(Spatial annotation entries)
>> BEGIN
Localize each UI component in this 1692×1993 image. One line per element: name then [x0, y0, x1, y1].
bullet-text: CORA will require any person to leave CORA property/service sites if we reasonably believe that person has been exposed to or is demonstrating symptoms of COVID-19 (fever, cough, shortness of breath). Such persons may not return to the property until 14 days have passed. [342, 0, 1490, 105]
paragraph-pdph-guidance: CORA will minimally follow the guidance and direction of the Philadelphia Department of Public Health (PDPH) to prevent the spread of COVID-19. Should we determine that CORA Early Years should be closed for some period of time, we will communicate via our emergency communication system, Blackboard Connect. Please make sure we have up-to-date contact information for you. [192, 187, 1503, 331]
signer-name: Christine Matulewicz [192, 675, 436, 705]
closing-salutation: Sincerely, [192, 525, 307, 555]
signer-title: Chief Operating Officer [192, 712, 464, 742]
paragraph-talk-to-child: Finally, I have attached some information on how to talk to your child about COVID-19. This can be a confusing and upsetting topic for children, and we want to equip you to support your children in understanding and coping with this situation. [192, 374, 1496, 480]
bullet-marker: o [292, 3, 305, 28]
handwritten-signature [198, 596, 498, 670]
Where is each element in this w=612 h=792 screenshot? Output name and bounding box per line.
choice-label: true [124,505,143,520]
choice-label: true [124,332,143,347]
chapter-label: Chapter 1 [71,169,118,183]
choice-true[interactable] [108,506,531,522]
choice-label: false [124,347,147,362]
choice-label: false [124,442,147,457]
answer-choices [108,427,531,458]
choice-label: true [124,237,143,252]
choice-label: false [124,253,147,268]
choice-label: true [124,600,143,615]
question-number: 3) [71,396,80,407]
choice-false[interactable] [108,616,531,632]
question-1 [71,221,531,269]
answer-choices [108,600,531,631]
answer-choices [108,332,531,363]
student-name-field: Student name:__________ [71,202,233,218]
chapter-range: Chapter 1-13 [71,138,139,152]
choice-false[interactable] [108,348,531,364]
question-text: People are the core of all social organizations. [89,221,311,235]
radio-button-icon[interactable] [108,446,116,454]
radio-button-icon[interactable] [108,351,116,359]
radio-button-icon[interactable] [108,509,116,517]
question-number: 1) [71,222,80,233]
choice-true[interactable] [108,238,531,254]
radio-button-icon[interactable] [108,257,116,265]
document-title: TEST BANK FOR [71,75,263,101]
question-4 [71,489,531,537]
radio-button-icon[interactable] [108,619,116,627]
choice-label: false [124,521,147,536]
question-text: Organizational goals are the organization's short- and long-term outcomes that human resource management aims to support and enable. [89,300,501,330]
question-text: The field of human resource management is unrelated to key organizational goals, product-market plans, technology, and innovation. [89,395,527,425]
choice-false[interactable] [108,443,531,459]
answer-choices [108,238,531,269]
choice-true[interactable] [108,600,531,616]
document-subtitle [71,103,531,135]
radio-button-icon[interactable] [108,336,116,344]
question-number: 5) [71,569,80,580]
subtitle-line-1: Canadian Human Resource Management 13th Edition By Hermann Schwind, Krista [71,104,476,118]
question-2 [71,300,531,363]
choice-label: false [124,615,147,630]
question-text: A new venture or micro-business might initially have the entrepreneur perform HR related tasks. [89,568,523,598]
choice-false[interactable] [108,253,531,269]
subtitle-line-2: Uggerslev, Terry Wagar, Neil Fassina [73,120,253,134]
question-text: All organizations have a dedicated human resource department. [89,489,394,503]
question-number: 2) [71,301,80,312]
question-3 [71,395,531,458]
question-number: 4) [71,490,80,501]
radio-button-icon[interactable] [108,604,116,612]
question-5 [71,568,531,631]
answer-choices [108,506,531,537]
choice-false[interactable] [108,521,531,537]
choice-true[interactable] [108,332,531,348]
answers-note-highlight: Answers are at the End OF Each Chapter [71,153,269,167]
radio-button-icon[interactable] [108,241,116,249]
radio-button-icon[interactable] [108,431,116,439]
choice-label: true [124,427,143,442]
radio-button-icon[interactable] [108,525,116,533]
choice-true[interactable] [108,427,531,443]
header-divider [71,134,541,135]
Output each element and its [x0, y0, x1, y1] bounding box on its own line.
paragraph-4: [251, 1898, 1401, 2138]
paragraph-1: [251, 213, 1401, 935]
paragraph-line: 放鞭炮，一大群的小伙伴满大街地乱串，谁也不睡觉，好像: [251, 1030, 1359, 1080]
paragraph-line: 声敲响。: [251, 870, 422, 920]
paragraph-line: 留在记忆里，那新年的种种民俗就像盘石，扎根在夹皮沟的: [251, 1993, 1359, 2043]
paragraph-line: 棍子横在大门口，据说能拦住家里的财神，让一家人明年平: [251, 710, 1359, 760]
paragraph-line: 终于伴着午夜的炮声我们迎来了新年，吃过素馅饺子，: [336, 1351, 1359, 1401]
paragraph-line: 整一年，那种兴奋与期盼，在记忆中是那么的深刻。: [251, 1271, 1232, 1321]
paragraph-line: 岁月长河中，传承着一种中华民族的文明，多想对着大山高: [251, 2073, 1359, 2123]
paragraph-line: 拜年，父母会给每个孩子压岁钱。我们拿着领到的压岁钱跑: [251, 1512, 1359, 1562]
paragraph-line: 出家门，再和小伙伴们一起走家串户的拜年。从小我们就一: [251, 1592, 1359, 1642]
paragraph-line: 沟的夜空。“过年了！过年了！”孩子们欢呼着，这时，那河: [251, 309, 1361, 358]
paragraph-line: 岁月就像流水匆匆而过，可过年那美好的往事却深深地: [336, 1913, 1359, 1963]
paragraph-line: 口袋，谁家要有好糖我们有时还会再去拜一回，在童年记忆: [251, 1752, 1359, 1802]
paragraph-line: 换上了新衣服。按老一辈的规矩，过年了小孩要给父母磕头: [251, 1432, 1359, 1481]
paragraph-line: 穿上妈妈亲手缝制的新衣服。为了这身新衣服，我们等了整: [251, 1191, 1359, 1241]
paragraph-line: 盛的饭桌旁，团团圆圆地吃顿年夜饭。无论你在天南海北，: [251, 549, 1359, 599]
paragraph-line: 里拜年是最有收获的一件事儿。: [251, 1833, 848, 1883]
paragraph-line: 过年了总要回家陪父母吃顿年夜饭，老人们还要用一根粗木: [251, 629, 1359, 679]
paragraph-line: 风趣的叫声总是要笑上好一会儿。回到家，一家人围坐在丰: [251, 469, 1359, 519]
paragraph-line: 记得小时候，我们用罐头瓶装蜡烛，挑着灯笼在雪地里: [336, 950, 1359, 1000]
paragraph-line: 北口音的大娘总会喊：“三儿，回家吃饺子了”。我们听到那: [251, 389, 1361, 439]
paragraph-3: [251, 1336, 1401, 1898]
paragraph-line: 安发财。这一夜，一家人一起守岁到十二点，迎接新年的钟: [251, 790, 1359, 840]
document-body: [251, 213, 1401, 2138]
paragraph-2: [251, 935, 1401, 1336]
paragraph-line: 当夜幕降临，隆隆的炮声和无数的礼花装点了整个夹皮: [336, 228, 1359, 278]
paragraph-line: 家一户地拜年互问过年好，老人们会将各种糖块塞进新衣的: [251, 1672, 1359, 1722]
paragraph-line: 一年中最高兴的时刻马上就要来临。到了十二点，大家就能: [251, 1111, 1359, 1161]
>> END
§ **Task statement**: Reproduce all of the records above word for word, keeping every line unchanged.

§ **Response below**:
Localize each UI component in this 1692×1993 image. One line per element: name then [x0, y0, x1, y1].
bullet-text: CORA will require any person to leave CORA property/service sites if we reasonably believe that person has been exposed to or is demonstrating symptoms of COVID-19 (fever, cough, shortness of breath). Such persons may not return to the property until 14 days have passed. [342, 0, 1490, 105]
paragraph-pdph-guidance: CORA will minimally follow the guidance and direction of the Philadelphia Department of Public Health (PDPH) to prevent the spread of COVID-19. Should we determine that CORA Early Years should be closed for some period of time, we will communicate via our emergency communication system, Blackboard Connect. Please make sure we have up-to-date contact information for you. [192, 187, 1503, 331]
signer-name: Christine Matulewicz [192, 675, 436, 705]
closing-salutation: Sincerely, [192, 525, 307, 555]
signer-title: Chief Operating Officer [192, 712, 464, 742]
paragraph-talk-to-child: Finally, I have attached some information on how to talk to your child about COVID-19. This can be a confusing and upsetting topic for children, and we want to equip you to support your children in understanding and coping with this situation. [192, 374, 1496, 480]
bullet-marker: o [292, 3, 305, 28]
handwritten-signature [198, 596, 498, 670]
Where is each element in this w=612 h=792 screenshot? Output name and bounding box per line.
choice-label: true [124,505,143,520]
choice-label: true [124,332,143,347]
chapter-label: Chapter 1 [71,169,118,183]
choice-true[interactable] [108,506,531,522]
choice-label: false [124,347,147,362]
choice-label: false [124,442,147,457]
answer-choices [108,427,531,458]
choice-label: true [124,237,143,252]
choice-label: false [124,253,147,268]
choice-label: true [124,600,143,615]
question-number: 3) [71,396,80,407]
choice-false[interactable] [108,616,531,632]
question-1 [71,221,531,269]
answer-choices [108,600,531,631]
answer-choices [108,332,531,363]
student-name-field: Student name:__________ [71,202,233,218]
chapter-range: Chapter 1-13 [71,138,139,152]
choice-false[interactable] [108,348,531,364]
question-text: People are the core of all social organizations. [89,221,311,235]
radio-button-icon[interactable] [108,446,116,454]
radio-button-icon[interactable] [108,351,116,359]
radio-button-icon[interactable] [108,509,116,517]
question-number: 1) [71,222,80,233]
choice-true[interactable] [108,238,531,254]
radio-button-icon[interactable] [108,257,116,265]
document-title: TEST BANK FOR [71,75,263,101]
question-4 [71,489,531,537]
radio-button-icon[interactable] [108,619,116,627]
choice-label: false [124,521,147,536]
question-text: Organizational goals are the organization's short- and long-term outcomes that human resource management aims to support and enable. [89,300,501,330]
question-text: The field of human resource management is unrelated to key organizational goals, product-market plans, technology, and innovation. [89,395,527,425]
choice-false[interactable] [108,443,531,459]
answer-choices [108,238,531,269]
choice-true[interactable] [108,600,531,616]
document-subtitle [71,103,531,135]
radio-button-icon[interactable] [108,336,116,344]
question-number: 5) [71,569,80,580]
subtitle-line-1: Canadian Human Resource Management 13th Edition By Hermann Schwind, Krista [71,104,476,118]
question-2 [71,300,531,363]
choice-label: false [124,615,147,630]
question-text: A new venture or micro-business might initially have the entrepreneur perform HR related tasks. [89,568,523,598]
choice-false[interactable] [108,253,531,269]
subtitle-line-2: Uggerslev, Terry Wagar, Neil Fassina [73,120,253,134]
question-text: All organizations have a dedicated human resource department. [89,489,394,503]
question-number: 2) [71,301,80,312]
question-3 [71,395,531,458]
question-number: 4) [71,490,80,501]
radio-button-icon[interactable] [108,604,116,612]
question-5 [71,568,531,631]
answer-choices [108,506,531,537]
choice-false[interactable] [108,521,531,537]
choice-true[interactable] [108,332,531,348]
answers-note-highlight: Answers are at the End OF Each Chapter [71,153,269,167]
radio-button-icon[interactable] [108,241,116,249]
radio-button-icon[interactable] [108,431,116,439]
choice-label: true [124,427,143,442]
radio-button-icon[interactable] [108,525,116,533]
choice-true[interactable] [108,427,531,443]
header-divider [71,134,541,135]
Output each element and its [x0, y0, x1, y1] bounding box on its own line.
paragraph-4: [251, 1898, 1401, 2138]
paragraph-1: [251, 213, 1401, 935]
paragraph-line: 放鞭炮，一大群的小伙伴满大街地乱串，谁也不睡觉，好像: [251, 1030, 1359, 1080]
paragraph-line: 声敲响。: [251, 870, 422, 920]
paragraph-line: 留在记忆里，那新年的种种民俗就像盘石，扎根在夹皮沟的: [251, 1993, 1359, 2043]
paragraph-line: 棍子横在大门口，据说能拦住家里的财神，让一家人明年平: [251, 710, 1359, 760]
paragraph-line: 终于伴着午夜的炮声我们迎来了新年，吃过素馅饺子，: [336, 1351, 1359, 1401]
paragraph-line: 整一年，那种兴奋与期盼，在记忆中是那么的深刻。: [251, 1271, 1232, 1321]
paragraph-line: 岁月长河中，传承着一种中华民族的文明，多想对着大山高: [251, 2073, 1359, 2123]
paragraph-line: 拜年，父母会给每个孩子压岁钱。我们拿着领到的压岁钱跑: [251, 1512, 1359, 1562]
paragraph-line: 出家门，再和小伙伴们一起走家串户的拜年。从小我们就一: [251, 1592, 1359, 1642]
paragraph-line: 沟的夜空。“过年了！过年了！”孩子们欢呼着，这时，那河: [251, 309, 1361, 358]
paragraph-line: 岁月就像流水匆匆而过，可过年那美好的往事却深深地: [336, 1913, 1359, 1963]
paragraph-line: 口袋，谁家要有好糖我们有时还会再去拜一回，在童年记忆: [251, 1752, 1359, 1802]
paragraph-line: 换上了新衣服。按老一辈的规矩，过年了小孩要给父母磕头: [251, 1432, 1359, 1481]
paragraph-line: 穿上妈妈亲手缝制的新衣服。为了这身新衣服，我们等了整: [251, 1191, 1359, 1241]
paragraph-line: 盛的饭桌旁，团团圆圆地吃顿年夜饭。无论你在天南海北，: [251, 549, 1359, 599]
paragraph-line: 里拜年是最有收获的一件事儿。: [251, 1833, 848, 1883]
paragraph-line: 过年了总要回家陪父母吃顿年夜饭，老人们还要用一根粗木: [251, 629, 1359, 679]
paragraph-line: 风趣的叫声总是要笑上好一会儿。回到家，一家人围坐在丰: [251, 469, 1359, 519]
paragraph-line: 记得小时候，我们用罐头瓶装蜡烛，挑着灯笼在雪地里: [336, 950, 1359, 1000]
paragraph-line: 北口音的大娘总会喊：“三儿，回家吃饺子了”。我们听到那: [251, 389, 1361, 439]
paragraph-3: [251, 1336, 1401, 1898]
paragraph-line: 安发财。这一夜，一家人一起守岁到十二点，迎接新年的钟: [251, 790, 1359, 840]
document-body: [251, 213, 1401, 2138]
paragraph-2: [251, 935, 1401, 1336]
paragraph-line: 当夜幕降临，隆隆的炮声和无数的礼花装点了整个夹皮: [336, 228, 1359, 278]
paragraph-line: 家一户地拜年互问过年好，老人们会将各种糖块塞进新衣的: [251, 1672, 1359, 1722]
paragraph-line: 一年中最高兴的时刻马上就要来临。到了十二点，大家就能: [251, 1111, 1359, 1161]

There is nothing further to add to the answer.